▶ _Task to complete_:
Check each line of the material below for "Подготовка", then copy the ones that contain it.
━━━━━ Exercise materials ━━━━━
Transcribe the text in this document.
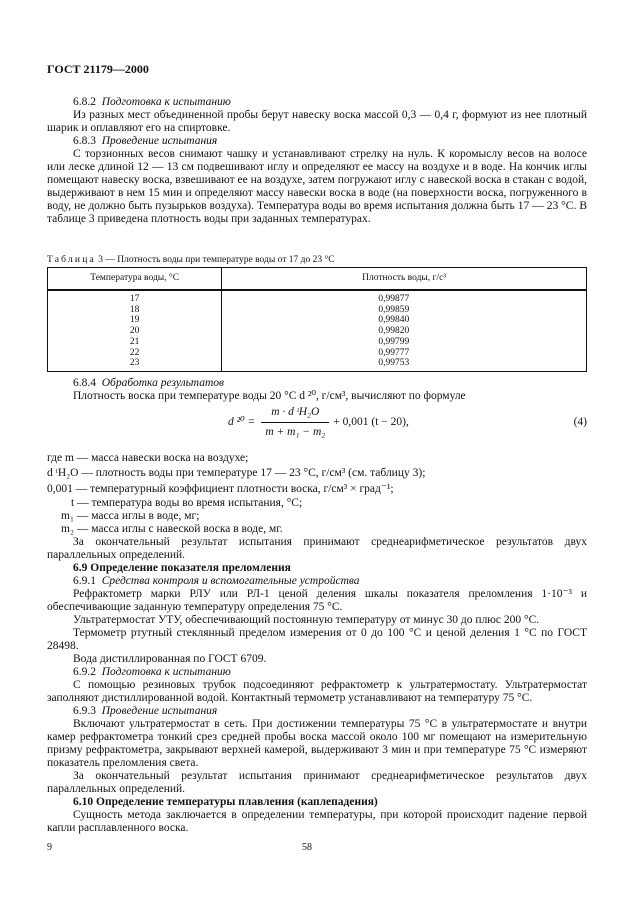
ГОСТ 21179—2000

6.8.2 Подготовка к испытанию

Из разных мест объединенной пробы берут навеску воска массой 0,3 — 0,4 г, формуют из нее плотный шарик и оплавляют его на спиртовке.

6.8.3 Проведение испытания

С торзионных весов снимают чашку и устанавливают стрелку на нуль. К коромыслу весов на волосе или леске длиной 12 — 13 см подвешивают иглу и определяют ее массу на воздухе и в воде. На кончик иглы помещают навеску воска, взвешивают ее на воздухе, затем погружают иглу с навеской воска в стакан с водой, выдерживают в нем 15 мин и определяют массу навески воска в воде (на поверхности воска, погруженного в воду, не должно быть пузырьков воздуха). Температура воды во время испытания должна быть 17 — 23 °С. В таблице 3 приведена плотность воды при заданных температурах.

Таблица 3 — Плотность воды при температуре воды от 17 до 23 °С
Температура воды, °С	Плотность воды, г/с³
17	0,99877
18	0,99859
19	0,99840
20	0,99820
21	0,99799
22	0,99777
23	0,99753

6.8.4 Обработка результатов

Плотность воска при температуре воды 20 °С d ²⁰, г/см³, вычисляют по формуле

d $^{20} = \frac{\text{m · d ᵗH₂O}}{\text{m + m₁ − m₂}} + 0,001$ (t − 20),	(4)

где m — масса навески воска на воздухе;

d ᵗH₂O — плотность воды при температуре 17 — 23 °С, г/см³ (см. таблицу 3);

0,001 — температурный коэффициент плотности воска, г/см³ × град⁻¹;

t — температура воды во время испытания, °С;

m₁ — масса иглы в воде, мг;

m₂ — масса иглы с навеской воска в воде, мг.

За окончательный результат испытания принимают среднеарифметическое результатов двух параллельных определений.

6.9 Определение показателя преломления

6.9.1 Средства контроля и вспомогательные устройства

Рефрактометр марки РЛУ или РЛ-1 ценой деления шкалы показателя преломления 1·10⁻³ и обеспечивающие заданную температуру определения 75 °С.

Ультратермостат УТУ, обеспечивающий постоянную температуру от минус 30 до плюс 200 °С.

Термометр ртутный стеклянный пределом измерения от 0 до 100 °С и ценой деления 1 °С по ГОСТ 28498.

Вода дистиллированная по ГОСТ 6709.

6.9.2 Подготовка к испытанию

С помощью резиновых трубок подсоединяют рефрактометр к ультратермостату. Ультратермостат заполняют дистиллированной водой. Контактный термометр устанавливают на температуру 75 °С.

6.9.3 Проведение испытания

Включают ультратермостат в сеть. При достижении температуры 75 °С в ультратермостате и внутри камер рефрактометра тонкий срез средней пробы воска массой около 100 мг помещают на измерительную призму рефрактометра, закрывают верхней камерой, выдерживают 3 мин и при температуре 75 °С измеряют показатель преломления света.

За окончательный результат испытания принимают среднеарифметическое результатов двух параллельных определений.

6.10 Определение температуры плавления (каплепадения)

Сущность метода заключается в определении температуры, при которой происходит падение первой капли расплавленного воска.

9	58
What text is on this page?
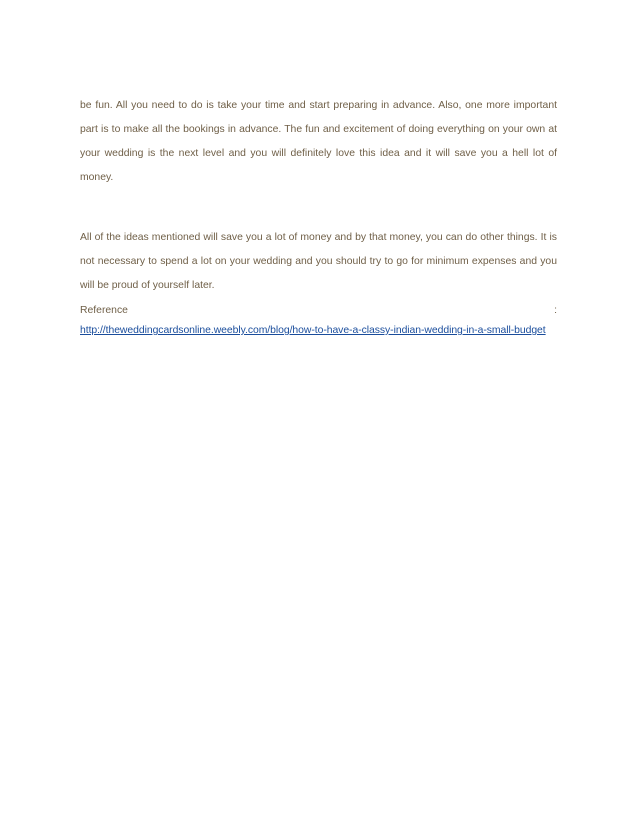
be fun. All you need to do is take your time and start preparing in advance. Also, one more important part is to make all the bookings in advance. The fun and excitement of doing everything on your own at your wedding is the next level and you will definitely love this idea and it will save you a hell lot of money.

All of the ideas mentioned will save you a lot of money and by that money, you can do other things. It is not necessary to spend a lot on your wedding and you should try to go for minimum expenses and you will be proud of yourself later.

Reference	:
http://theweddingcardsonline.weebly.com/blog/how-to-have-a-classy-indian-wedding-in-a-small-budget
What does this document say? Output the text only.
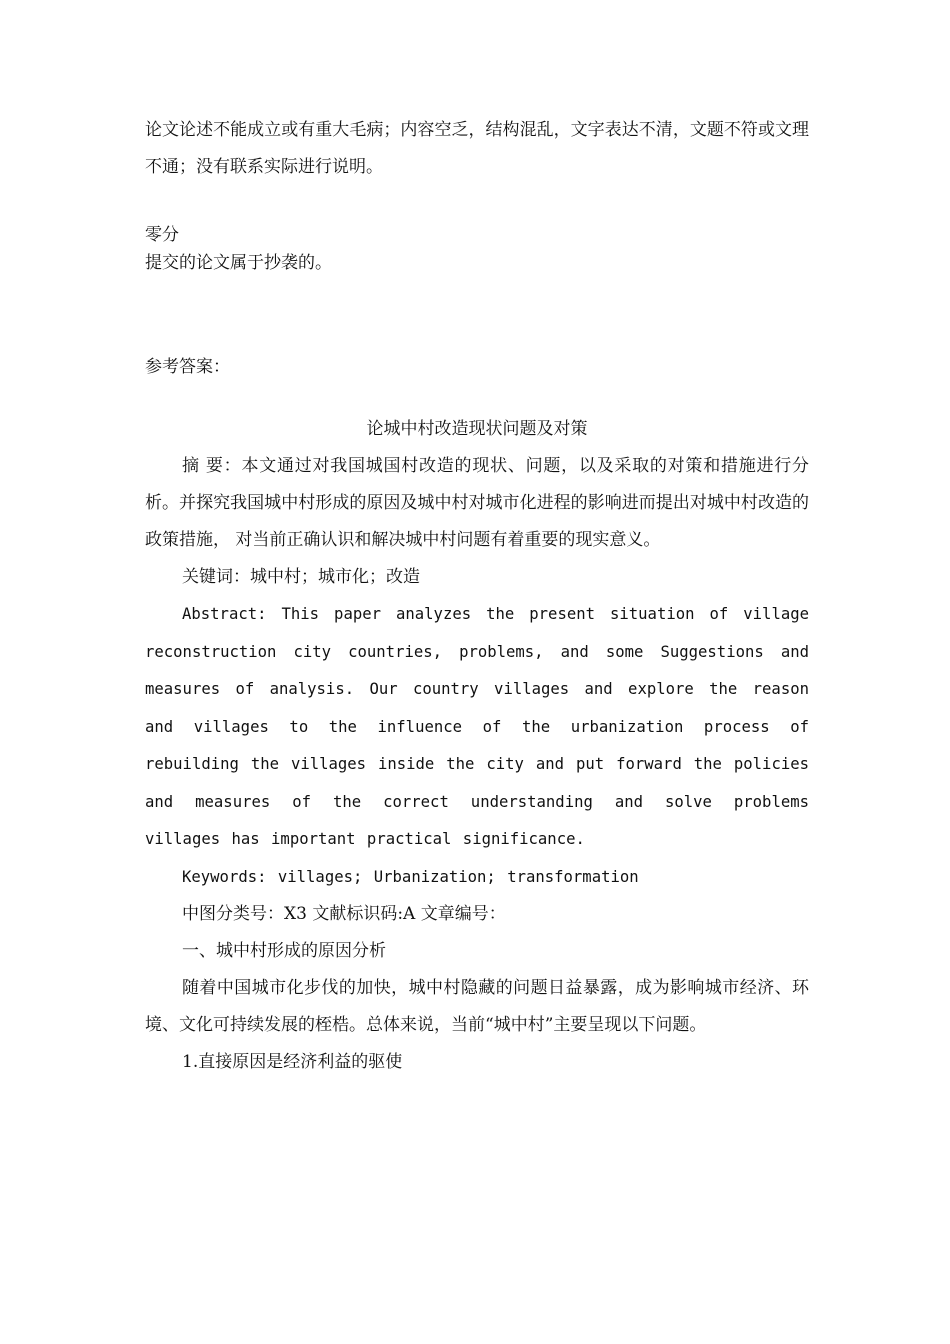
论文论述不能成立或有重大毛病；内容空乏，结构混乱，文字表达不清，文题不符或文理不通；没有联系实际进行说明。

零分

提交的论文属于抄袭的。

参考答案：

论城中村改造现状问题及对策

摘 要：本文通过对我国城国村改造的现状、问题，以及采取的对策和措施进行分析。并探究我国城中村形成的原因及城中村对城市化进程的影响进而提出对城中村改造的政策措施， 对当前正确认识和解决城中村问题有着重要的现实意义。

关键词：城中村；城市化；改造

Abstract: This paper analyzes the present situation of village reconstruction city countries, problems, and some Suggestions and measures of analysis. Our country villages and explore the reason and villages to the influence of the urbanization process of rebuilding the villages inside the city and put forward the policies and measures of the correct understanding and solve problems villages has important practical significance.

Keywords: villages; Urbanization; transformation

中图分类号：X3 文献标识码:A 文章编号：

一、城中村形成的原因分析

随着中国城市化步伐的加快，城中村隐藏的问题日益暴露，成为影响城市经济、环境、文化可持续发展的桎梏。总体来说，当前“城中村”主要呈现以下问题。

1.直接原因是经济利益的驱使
━━━━━
▶ _Response_:
6.8.2 Подготовка к испытанию
6.9.2 Подготовка к испытанию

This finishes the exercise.